Task goal
Pull every "区商务局" line out of the data below.

Data in this exercise
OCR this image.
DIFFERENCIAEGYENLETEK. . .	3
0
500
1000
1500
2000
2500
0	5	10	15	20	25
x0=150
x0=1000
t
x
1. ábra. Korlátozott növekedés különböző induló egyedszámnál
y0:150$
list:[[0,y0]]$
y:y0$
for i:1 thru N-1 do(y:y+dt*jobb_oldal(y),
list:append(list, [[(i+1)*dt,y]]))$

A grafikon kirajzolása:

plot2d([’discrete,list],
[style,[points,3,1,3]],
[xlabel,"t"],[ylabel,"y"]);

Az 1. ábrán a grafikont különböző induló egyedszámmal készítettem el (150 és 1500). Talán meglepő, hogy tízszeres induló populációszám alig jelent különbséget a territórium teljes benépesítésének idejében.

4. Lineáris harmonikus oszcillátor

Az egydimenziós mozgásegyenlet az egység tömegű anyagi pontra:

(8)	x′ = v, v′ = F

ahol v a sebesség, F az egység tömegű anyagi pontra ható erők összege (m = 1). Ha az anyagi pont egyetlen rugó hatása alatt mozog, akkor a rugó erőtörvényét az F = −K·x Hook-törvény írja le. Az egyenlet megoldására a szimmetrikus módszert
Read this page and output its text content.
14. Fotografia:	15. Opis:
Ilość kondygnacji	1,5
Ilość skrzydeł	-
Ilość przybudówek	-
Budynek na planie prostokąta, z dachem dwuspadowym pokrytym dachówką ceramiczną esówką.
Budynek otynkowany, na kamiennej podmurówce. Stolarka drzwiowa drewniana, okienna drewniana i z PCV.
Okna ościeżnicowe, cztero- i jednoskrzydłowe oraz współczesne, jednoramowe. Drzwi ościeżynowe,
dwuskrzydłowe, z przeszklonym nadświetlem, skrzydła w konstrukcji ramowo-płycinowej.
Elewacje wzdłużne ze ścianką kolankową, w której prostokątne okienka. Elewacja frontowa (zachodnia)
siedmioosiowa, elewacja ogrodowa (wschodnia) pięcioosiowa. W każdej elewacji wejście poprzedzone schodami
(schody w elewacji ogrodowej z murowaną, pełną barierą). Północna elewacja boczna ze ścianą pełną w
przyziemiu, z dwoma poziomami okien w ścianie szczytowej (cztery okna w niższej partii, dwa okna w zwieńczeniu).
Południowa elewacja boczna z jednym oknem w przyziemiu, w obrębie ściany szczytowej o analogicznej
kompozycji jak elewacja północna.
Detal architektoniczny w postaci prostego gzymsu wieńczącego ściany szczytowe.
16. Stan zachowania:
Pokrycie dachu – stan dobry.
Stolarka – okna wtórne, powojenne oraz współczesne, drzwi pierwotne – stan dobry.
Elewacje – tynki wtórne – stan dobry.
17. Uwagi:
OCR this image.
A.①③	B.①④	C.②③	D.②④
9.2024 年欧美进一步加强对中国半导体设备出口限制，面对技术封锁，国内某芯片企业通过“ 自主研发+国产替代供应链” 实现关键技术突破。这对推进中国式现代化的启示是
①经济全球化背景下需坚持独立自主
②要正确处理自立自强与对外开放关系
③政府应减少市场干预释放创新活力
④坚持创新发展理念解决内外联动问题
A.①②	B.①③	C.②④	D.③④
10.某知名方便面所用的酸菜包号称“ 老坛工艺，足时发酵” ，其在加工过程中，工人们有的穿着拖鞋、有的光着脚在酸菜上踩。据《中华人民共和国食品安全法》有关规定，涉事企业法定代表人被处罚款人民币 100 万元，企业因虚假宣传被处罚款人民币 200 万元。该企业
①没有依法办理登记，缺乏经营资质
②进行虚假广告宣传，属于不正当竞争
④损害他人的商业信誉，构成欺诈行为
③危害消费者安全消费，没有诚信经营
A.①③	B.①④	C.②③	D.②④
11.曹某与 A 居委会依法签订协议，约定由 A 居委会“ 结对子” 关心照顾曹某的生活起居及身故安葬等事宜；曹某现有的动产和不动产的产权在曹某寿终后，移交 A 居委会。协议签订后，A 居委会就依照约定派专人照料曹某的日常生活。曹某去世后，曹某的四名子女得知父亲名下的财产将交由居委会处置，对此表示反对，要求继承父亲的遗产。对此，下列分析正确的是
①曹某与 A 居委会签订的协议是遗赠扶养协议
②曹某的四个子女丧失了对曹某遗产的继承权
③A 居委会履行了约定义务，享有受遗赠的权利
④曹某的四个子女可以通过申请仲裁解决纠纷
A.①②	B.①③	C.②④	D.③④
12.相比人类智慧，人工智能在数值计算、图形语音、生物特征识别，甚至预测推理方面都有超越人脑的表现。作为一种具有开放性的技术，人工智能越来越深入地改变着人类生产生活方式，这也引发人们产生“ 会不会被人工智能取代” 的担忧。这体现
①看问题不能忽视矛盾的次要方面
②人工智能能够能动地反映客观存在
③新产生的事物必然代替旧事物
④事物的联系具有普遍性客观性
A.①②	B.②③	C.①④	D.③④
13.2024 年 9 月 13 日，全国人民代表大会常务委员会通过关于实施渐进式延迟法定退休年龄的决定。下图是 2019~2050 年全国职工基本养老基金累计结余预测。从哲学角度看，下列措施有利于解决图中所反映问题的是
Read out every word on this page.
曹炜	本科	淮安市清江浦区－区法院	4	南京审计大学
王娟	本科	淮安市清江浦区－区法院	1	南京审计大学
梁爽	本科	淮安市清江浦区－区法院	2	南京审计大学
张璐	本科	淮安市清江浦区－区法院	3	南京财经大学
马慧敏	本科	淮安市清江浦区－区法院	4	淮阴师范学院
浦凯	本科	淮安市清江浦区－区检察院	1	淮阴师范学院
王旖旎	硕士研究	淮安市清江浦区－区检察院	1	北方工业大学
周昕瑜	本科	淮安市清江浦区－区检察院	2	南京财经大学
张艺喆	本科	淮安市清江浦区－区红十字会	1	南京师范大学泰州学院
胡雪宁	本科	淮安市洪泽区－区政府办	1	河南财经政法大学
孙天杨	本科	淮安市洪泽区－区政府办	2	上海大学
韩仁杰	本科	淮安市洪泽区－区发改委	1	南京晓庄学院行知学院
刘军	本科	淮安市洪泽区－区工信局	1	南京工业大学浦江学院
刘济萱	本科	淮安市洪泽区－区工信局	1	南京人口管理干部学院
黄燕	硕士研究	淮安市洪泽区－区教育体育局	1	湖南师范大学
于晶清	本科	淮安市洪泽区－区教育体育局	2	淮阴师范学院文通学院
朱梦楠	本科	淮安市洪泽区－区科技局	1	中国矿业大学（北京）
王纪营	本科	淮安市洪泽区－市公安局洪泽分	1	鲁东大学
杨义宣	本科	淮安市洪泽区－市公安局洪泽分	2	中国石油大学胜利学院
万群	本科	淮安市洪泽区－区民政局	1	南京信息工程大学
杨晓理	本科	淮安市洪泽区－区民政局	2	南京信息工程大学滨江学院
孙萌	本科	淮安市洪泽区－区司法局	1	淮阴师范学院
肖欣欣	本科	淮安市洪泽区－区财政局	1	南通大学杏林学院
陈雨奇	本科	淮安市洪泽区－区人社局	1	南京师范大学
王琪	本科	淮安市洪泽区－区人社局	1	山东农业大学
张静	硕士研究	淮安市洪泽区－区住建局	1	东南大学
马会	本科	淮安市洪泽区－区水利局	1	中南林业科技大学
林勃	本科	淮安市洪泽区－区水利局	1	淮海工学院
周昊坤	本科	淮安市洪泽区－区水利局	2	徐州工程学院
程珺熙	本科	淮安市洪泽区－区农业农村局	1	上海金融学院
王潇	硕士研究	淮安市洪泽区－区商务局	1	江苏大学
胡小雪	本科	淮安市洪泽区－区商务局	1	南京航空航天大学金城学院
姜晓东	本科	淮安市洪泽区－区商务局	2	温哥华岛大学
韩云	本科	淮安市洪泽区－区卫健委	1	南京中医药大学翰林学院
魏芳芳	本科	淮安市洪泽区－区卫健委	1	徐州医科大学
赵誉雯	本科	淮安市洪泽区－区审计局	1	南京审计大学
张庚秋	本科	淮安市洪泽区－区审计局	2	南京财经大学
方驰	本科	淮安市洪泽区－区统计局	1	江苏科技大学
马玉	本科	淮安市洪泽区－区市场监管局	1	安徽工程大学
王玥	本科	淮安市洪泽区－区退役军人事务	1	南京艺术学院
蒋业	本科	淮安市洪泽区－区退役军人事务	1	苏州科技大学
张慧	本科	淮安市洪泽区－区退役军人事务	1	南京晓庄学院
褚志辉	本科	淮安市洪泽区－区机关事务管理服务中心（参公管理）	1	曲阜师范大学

Solution
王潇	硕士研究	淮安市洪泽区－区商务局	1	江苏大学
胡小雪	本科	淮安市洪泽区－区商务局	1	南京航空航天大学金城学院
姜晓东	本科	淮安市洪泽区－区商务局	2	温哥华岛大学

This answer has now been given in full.